• **Written task**: Drop the pictures, then extract the listing word for word.

• **Stored data**:
- - - - -

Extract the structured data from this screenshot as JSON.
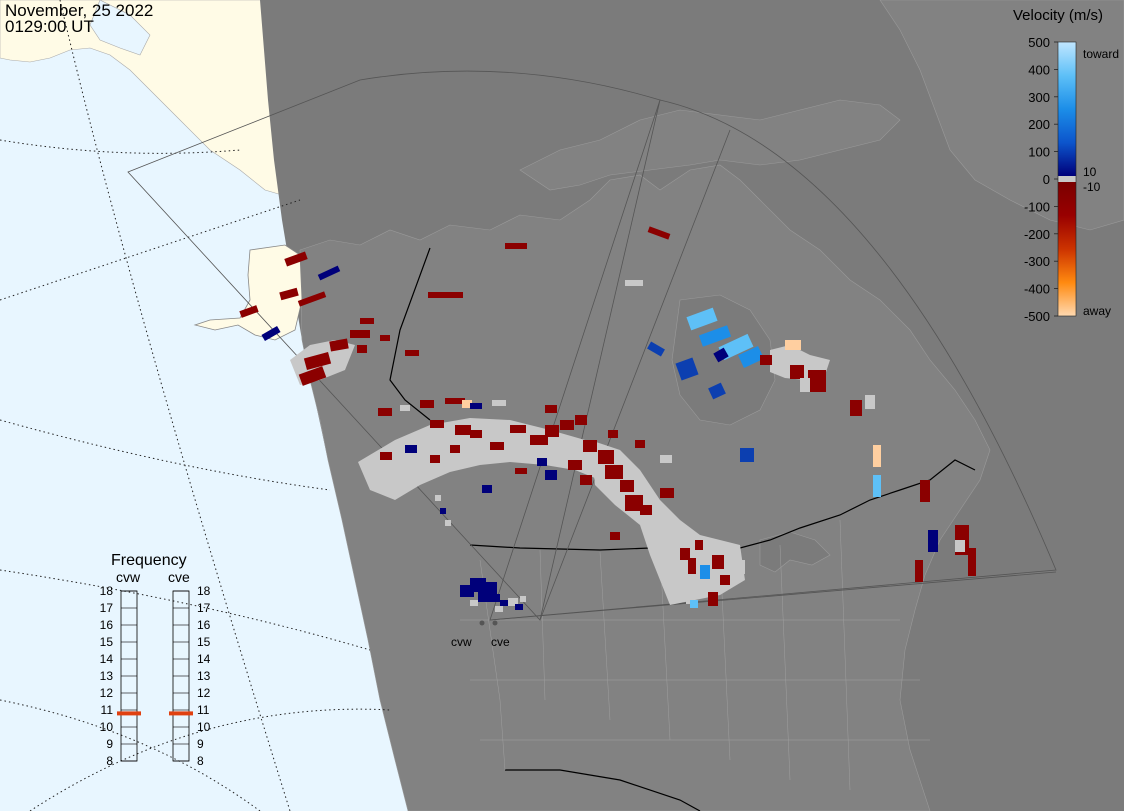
{
  "header": {
    "date": "November, 25 2022",
    "time": "0129:00 UT"
  },
  "legend": {
    "title": "Velocity (m/s)",
    "ticks": [
      "500",
      "400",
      "300",
      "200",
      "100",
      "0",
      "-100",
      "-200",
      "-300",
      "-400",
      "-500"
    ],
    "label_toward": "toward",
    "label_away": "away",
    "label_pos_thresh": "10",
    "label_neg_thresh": "-10",
    "stops": [
      {
        "v": 500,
        "color": "#b8e2ff"
      },
      {
        "v": 400,
        "color": "#5ec0f7"
      },
      {
        "v": 300,
        "color": "#1c8ee8"
      },
      {
        "v": 200,
        "color": "#0c55cc"
      },
      {
        "v": 100,
        "color": "#06229a"
      },
      {
        "v": 10,
        "color": "#00007a"
      },
      {
        "v": -10,
        "color": "#7a0000"
      },
      {
        "v": -100,
        "color": "#990000"
      },
      {
        "v": -200,
        "color": "#cc3300"
      },
      {
        "v": -300,
        "color": "#ee6600"
      },
      {
        "v": -400,
        "color": "#ff9a20"
      },
      {
        "v": -500,
        "color": "#ffd9b0"
      }
    ],
    "ground_scatter_color": "#c8c8c8"
  },
  "frequency": {
    "title": "Frequency",
    "radar_left": "cvw",
    "radar_right": "cve",
    "ticks": [
      "18",
      "17",
      "16",
      "15",
      "14",
      "13",
      "12",
      "11",
      "10",
      "9",
      "8"
    ],
    "cvw_mhz": 10.8,
    "cve_mhz": 10.8,
    "marker_color": "#e04010"
  },
  "radars": [
    {
      "name": "cvw",
      "label": "cvw"
    },
    {
      "name": "cve",
      "label": "cve"
    }
  ],
  "map_colors": {
    "ocean_day": "#e8f6ff",
    "land_day": "#fffbe6",
    "night_overlay": "#7b7b7b",
    "land_night": "#828282",
    "boundary": "#000000",
    "fov_outline": "#555555"
  }
}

- - - - -

• **Expected answer**:
Extract the structured data from this screenshot as JSON.
{
  "header": {
    "date": "November, 25 2022",
    "time": "0129:00 UT"
  },
  "legend": {
    "title": "Velocity (m/s)",
    "ticks": [
      "500",
      "400",
      "300",
      "200",
      "100",
      "0",
      "-100",
      "-200",
      "-300",
      "-400",
      "-500"
    ],
    "label_toward": "toward",
    "label_away": "away",
    "label_pos_thresh": "10",
    "label_neg_thresh": "-10",
    "stops": [
      {
        "v": 500,
        "color": "#b8e2ff"
      },
      {
        "v": 400,
        "color": "#5ec0f7"
      },
      {
        "v": 300,
        "color": "#1c8ee8"
      },
      {
        "v": 200,
        "color": "#0c55cc"
      },
      {
        "v": 100,
        "color": "#06229a"
      },
      {
        "v": 10,
        "color": "#00007a"
      },
      {
        "v": -10,
        "color": "#7a0000"
      },
      {
        "v": -100,
        "color": "#990000"
      },
      {
        "v": -200,
        "color": "#cc3300"
      },
      {
        "v": -300,
        "color": "#ee6600"
      },
      {
        "v": -400,
        "color": "#ff9a20"
      },
      {
        "v": -500,
        "color": "#ffd9b0"
      }
    ],
    "ground_scatter_color": "#c8c8c8"
  },
  "frequency": {
    "title": "Frequency",
    "radar_left": "cvw",
    "radar_right": "cve",
    "ticks": [
      "18",
      "17",
      "16",
      "15",
      "14",
      "13",
      "12",
      "11",
      "10",
      "9",
      "8"
    ],
    "cvw_mhz": 10.8,
    "cve_mhz": 10.8,
    "marker_color": "#e04010"
  },
  "radars": [
    {
      "name": "cvw",
      "label": "cvw"
    },
    {
      "name": "cve",
      "label": "cve"
    }
  ],
  "map_colors": {
    "ocean_day": "#e8f6ff",
    "land_day": "#fffbe6",
    "night_overlay": "#7b7b7b",
    "land_night": "#828282",
    "boundary": "#000000",
    "fov_outline": "#555555"
  }
}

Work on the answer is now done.